The task:
Print the entries below in their entirety, exactly as they are written.

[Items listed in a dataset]
···

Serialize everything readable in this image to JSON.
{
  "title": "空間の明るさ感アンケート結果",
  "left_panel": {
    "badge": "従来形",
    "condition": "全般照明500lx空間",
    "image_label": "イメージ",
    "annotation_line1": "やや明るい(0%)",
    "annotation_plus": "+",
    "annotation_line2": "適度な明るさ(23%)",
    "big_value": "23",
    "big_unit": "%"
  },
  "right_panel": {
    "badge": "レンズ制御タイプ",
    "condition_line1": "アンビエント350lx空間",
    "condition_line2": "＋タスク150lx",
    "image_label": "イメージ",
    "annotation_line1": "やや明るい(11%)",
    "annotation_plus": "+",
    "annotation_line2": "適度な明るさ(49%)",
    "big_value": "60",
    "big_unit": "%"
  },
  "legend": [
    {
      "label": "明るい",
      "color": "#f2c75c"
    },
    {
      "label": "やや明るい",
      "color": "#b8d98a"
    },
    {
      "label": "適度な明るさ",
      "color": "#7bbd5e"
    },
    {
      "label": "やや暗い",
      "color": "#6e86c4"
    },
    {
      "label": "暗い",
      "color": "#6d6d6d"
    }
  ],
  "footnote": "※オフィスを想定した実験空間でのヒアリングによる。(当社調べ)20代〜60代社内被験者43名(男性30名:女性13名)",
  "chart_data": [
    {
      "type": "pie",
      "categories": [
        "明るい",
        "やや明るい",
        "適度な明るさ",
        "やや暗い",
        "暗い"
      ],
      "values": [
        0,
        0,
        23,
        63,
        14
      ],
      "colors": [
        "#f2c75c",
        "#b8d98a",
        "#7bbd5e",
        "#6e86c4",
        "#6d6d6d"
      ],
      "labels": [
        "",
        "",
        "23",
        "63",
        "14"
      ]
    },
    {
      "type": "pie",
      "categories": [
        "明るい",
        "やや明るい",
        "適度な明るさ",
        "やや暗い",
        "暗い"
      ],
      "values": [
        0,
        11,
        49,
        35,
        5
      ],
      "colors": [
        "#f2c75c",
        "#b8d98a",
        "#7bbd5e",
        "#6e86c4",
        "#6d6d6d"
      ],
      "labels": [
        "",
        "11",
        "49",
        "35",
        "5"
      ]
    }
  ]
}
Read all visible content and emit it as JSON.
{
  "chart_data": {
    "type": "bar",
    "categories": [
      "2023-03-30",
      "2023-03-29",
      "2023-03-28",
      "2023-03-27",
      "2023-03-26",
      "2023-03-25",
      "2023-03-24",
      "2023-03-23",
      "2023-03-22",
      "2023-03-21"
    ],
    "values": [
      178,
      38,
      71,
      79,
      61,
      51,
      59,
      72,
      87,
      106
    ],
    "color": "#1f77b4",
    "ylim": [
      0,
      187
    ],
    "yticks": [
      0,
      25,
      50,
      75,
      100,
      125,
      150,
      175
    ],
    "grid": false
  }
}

···

Exercise output:
Serialize everything readable in this image to JSON.
{
  "title": "空間の明るさ感アンケート結果",
  "left_panel": {
    "badge": "従来形",
    "condition": "全般照明500lx空間",
    "image_label": "イメージ",
    "annotation_line1": "やや明るい(0%)",
    "annotation_plus": "+",
    "annotation_line2": "適度な明るさ(23%)",
    "big_value": "23",
    "big_unit": "%"
  },
  "right_panel": {
    "badge": "レンズ制御タイプ",
    "condition_line1": "アンビエント350lx空間",
    "condition_line2": "＋タスク150lx",
    "image_label": "イメージ",
    "annotation_line1": "やや明るい(11%)",
    "annotation_plus": "+",
    "annotation_line2": "適度な明るさ(49%)",
    "big_value": "60",
    "big_unit": "%"
  },
  "legend": [
    {
      "label": "明るい",
      "color": "#f2c75c"
    },
    {
      "label": "やや明るい",
      "color": "#b8d98a"
    },
    {
      "label": "適度な明るさ",
      "color": "#7bbd5e"
    },
    {
      "label": "やや暗い",
      "color": "#6e86c4"
    },
    {
      "label": "暗い",
      "color": "#6d6d6d"
    }
  ],
  "footnote": "※オフィスを想定した実験空間でのヒアリングによる。(当社調べ)20代〜60代社内被験者43名(男性30名:女性13名)",
  "chart_data": [
    {
      "type": "pie",
      "categories": [
        "明るい",
        "やや明るい",
        "適度な明るさ",
        "やや暗い",
        "暗い"
      ],
      "values": [
        0,
        0,
        23,
        63,
        14
      ],
      "colors": [
        "#f2c75c",
        "#b8d98a",
        "#7bbd5e",
        "#6e86c4",
        "#6d6d6d"
      ],
      "labels": [
        "",
        "",
        "23",
        "63",
        "14"
      ]
    },
    {
      "type": "pie",
      "categories": [
        "明るい",
        "やや明るい",
        "適度な明るさ",
        "やや暗い",
        "暗い"
      ],
      "values": [
        0,
        11,
        49,
        35,
        5
      ],
      "colors": [
        "#f2c75c",
        "#b8d98a",
        "#7bbd5e",
        "#6e86c4",
        "#6d6d6d"
      ],
      "labels": [
        "",
        "11",
        "49",
        "35",
        "5"
      ]
    }
  ]
}
Read all visible content and emit it as JSON.
{
  "chart_data": {
    "type": "bar",
    "categories": [
      "2023-03-30",
      "2023-03-29",
      "2023-03-28",
      "2023-03-27",
      "2023-03-26",
      "2023-03-25",
      "2023-03-24",
      "2023-03-23",
      "2023-03-22",
      "2023-03-21"
    ],
    "values": [
      178,
      38,
      71,
      79,
      61,
      51,
      59,
      72,
      87,
      106
    ],
    "color": "#1f77b4",
    "ylim": [
      0,
      187
    ],
    "yticks": [
      0,
      25,
      50,
      75,
      100,
      125,
      150,
      175
    ],
    "grid": false
  }
}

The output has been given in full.